## INSTRUCTIONS TO FOLLOW
Using the records provided below, locate and copy each line that contains the word "road".

## MATERIAL FOR THIS TASK
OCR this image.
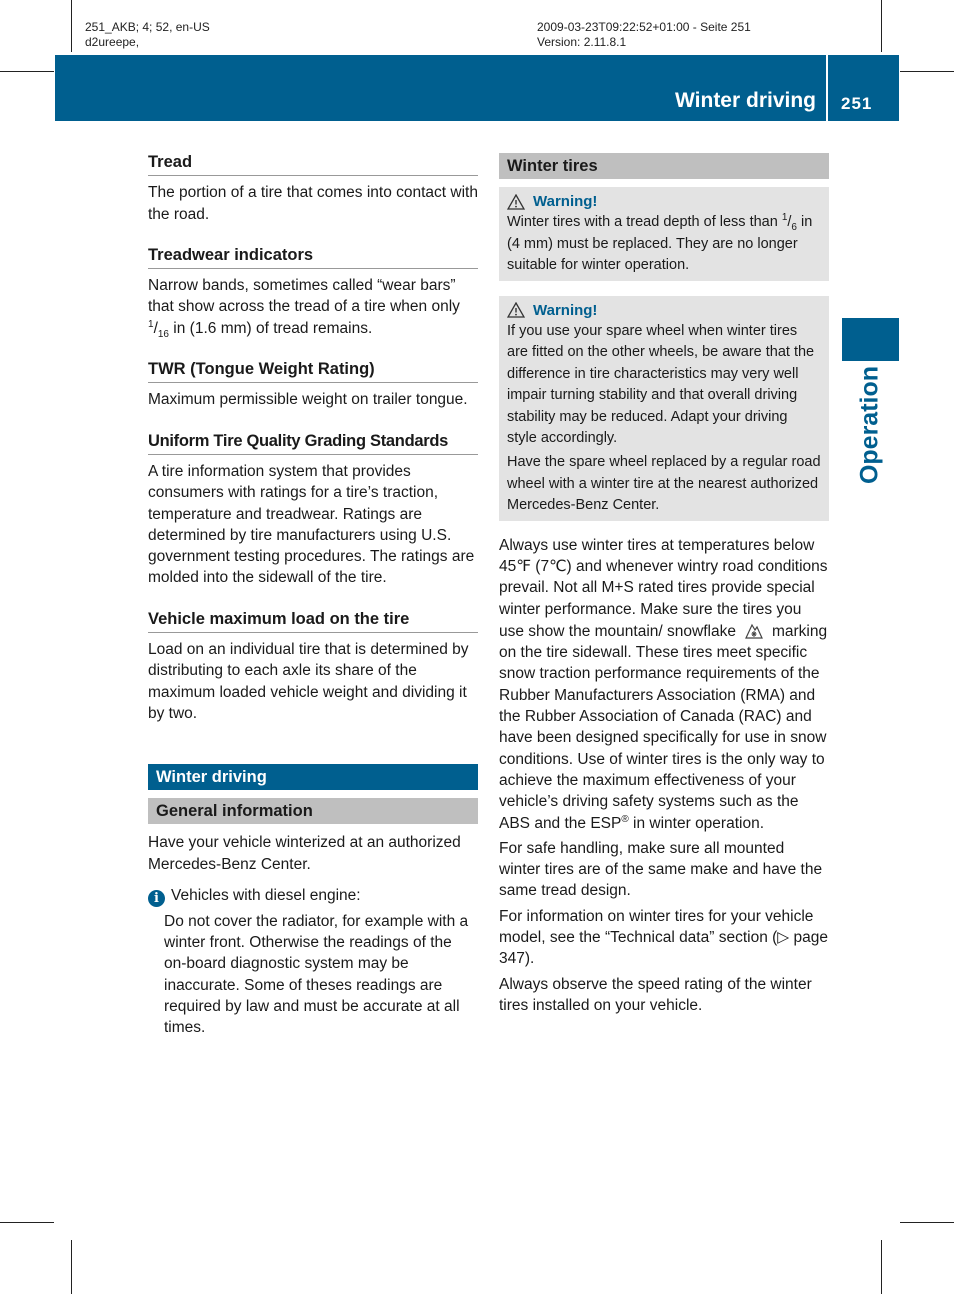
251_AKB; 4; 52, en-US
d2ureepe,
2009-03-23T09:22:52+01:00 - Seite 251
Version: 2.11.8.1
Winter driving 251
Operation
Tread
The portion of a tire that comes into contact with the road.
Treadwear indicators
Narrow bands, sometimes called “wear bars” that show across the tread of a tire when only $^1/_{16}$ in (1.6 mm) of tread remains.
TWR (Tongue Weight Rating)
Maximum permissible weight on trailer tongue.
Uniform Tire Quality Grading Standards
A tire information system that provides consumers with ratings for a tire’s traction, temperature and treadwear. Ratings are determined by tire manufacturers using U.S. government testing procedures. The ratings are molded into the sidewall of the tire.
Vehicle maximum load on the tire
Load on an individual tire that is determined by distributing to each axle its share of the maximum loaded vehicle weight and dividing it by two.
Winter driving
General information
Have your vehicle winterized at an authorized Mercedes-Benz Center.
i Vehicles with diesel engine:
Do not cover the radiator, for example with a winter front. Otherwise the readings of the on-board diagnostic system may be inaccurate. Some of theses readings are required by law and must be accurate at all times.
Winter tires
Warning!
Winter tires with a tread depth of less than $^1/_6$ in (4 mm) must be replaced. They are no longer suitable for winter operation.
Warning!
If you use your spare wheel when winter tires are fitted on the other wheels, be aware that the difference in tire characteristics may very well impair turning stability and that overall driving stability may be reduced. Adapt your driving style accordingly.
Have the spare wheel replaced by a regular road wheel with a winter tire at the nearest authorized Mercedes-Benz Center.
Always use winter tires at temperatures below 45℉ (7℃) and whenever wintry road conditions prevail. Not all M+S rated tires provide special winter performance. Make sure the tires you use show the mountain/ snowflake marking on the tire sidewall. These tires meet specific snow traction performance requirements of the Rubber Manufacturers Association (RMA) and the Rubber Association of Canada (RAC) and have been designed specifically for use in snow conditions. Use of winter tires is the only way to achieve the maximum effectiveness of your vehicle’s driving safety systems such as the ABS and the ESP® in winter operation.
For safe handling, make sure all mounted winter tires are of the same make and have the same tread design.
For information on winter tires for your vehicle model, see the “Technical data” section (▷ page 347).
Always observe the speed rating of the winter tires installed on your vehicle.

## SOLUTION
The portion of a tire that comes into contact with the road.
Have the spare wheel replaced by a regular road wheel with a winter tire at the nearest authorized Mercedes-Benz Center.
Always use winter tires at temperatures below 45℉ (7℃) and whenever wintry road conditions prevail. Not all M+S rated tires provide special winter performance. Make sure the tires you use show the mountain/ snowflake marking on the tire sidewall. These tires meet specific snow traction performance requirements of the Rubber Manufacturers Association (RMA) and the Rubber Association of Canada (RAC) and have been designed specifically for use in snow conditions. Use of winter tires is the only way to achieve the maximum effectiveness of your vehicle’s driving safety systems such as the ABS and the ESP® in winter operation.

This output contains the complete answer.